## DATA SUPPLIED
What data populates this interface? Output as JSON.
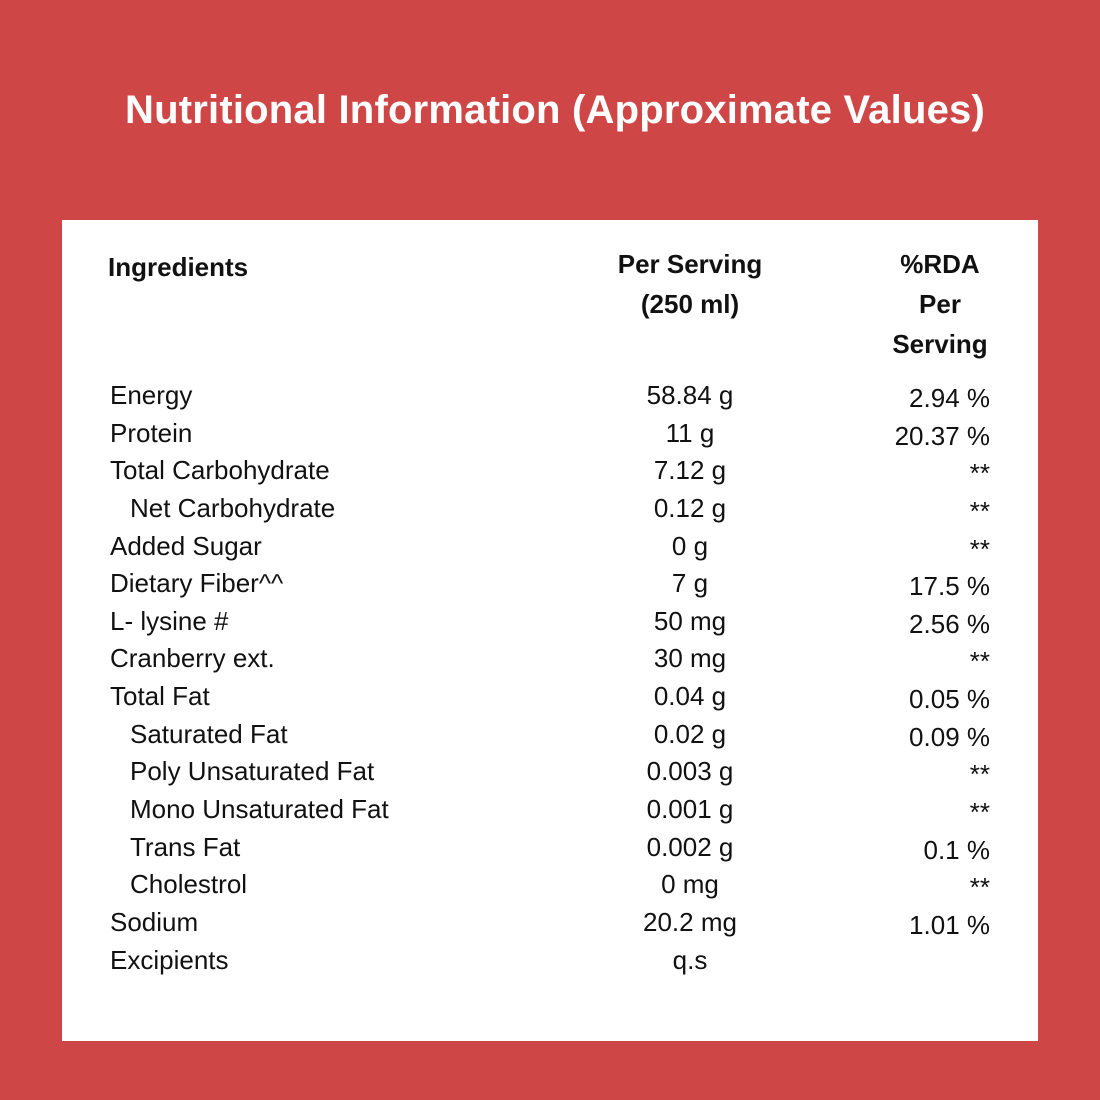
{
  "title": "Nutritional Information (Approximate Values)",
  "table": {
    "headers": {
      "ingredients": "Ingredients",
      "serving": [
        "Per Serving",
        "(250 ml)"
      ],
      "rda": [
        "%RDA",
        "Per",
        "Serving"
      ]
    },
    "rows": [
      {
        "name": "Energy",
        "serving": "58.84 g",
        "rda": "2.94 %",
        "indent": false
      },
      {
        "name": "Protein",
        "serving": "11 g",
        "rda": "20.37 %",
        "indent": false
      },
      {
        "name": "Total Carbohydrate",
        "serving": "7.12 g",
        "rda": "**",
        "indent": false
      },
      {
        "name": "Net Carbohydrate",
        "serving": "0.12 g",
        "rda": "**",
        "indent": true
      },
      {
        "name": "Added Sugar",
        "serving": "0 g",
        "rda": "**",
        "indent": false
      },
      {
        "name": "Dietary Fiber^^",
        "serving": "7 g",
        "rda": "17.5 %",
        "indent": false
      },
      {
        "name": "L- lysine #",
        "serving": "50 mg",
        "rda": "2.56 %",
        "indent": false
      },
      {
        "name": "Cranberry ext.",
        "serving": "30 mg",
        "rda": "**",
        "indent": false
      },
      {
        "name": "Total Fat",
        "serving": "0.04 g",
        "rda": "0.05 %",
        "indent": false
      },
      {
        "name": "Saturated Fat",
        "serving": "0.02 g",
        "rda": "0.09 %",
        "indent": true
      },
      {
        "name": "Poly Unsaturated Fat",
        "serving": "0.003 g",
        "rda": "**",
        "indent": true
      },
      {
        "name": "Mono Unsaturated Fat",
        "serving": "0.001 g",
        "rda": "**",
        "indent": true
      },
      {
        "name": "Trans Fat",
        "serving": "0.002 g",
        "rda": "0.1 %",
        "indent": true
      },
      {
        "name": "Cholestrol",
        "serving": "0 mg",
        "rda": "**",
        "indent": true
      },
      {
        "name": "Sodium",
        "serving": "20.2 mg",
        "rda": "1.01 %",
        "indent": false
      },
      {
        "name": "Excipients",
        "serving": "q.s",
        "rda": "",
        "indent": false
      }
    ]
  },
  "colors": {
    "background": "#cf4646",
    "card": "#ffffff",
    "text": "#111111",
    "title": "#ffffff"
  }
}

## INSTRUCTIONS TO FOLLOW
Copy all lines above where "Carbohydrate" is present.

## ANSWER TO THE PROBLEM
        "name": "Total Carbohydrate",
        "name": "Net Carbohydrate",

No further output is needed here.